EXERCISE TASK >> Find every line in the records that holds the string "NEWS". Copy each one.

GIVEN RECORDS >>
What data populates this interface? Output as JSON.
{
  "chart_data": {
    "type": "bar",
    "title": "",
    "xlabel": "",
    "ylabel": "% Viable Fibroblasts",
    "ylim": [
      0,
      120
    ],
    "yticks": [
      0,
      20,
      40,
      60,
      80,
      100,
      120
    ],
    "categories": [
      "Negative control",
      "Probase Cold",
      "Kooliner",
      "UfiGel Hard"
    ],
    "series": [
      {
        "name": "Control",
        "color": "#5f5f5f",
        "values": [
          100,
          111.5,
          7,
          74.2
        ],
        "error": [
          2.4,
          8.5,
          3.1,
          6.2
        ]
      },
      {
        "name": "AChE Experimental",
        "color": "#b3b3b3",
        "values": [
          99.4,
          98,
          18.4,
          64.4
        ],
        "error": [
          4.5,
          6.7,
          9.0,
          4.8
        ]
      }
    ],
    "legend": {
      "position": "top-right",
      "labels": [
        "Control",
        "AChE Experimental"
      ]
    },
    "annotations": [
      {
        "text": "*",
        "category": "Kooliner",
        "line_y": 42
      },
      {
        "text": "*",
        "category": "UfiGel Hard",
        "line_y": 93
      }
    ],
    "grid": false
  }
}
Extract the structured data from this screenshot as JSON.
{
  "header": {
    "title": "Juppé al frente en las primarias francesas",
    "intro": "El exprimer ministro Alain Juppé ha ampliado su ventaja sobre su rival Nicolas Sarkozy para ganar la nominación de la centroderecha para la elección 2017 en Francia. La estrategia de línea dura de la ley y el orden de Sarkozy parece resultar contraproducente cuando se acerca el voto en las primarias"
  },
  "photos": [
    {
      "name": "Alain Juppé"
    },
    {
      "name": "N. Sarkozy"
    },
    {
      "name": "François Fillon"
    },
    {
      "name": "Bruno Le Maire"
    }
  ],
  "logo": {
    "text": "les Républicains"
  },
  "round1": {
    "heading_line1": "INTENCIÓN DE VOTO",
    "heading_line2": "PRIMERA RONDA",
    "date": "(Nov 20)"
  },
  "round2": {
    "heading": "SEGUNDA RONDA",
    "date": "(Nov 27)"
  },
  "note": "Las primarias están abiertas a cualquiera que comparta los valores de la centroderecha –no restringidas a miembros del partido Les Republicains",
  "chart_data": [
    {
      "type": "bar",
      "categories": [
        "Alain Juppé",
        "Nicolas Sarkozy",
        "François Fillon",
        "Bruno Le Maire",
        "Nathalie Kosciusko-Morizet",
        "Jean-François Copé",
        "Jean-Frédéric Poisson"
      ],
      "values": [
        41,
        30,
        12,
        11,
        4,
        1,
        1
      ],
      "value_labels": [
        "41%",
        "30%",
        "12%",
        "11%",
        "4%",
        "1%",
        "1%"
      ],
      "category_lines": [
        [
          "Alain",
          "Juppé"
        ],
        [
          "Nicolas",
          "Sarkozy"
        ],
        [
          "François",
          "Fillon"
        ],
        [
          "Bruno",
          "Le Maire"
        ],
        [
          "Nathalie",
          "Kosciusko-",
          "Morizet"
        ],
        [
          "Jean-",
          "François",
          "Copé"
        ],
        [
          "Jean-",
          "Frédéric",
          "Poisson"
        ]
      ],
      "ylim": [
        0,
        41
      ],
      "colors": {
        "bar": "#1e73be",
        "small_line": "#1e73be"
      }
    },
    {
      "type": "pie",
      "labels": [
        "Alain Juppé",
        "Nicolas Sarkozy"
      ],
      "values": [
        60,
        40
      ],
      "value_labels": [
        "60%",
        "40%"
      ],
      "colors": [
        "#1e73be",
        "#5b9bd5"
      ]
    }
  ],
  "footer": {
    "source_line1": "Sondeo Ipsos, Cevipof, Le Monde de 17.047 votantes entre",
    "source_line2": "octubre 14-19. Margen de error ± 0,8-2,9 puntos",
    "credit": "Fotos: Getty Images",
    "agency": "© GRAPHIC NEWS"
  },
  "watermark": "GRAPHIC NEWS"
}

ANSWER TO THIS EXERCISE >>
    "agency": "© GRAPHIC NEWS"
  "watermark": "GRAPHIC NEWS"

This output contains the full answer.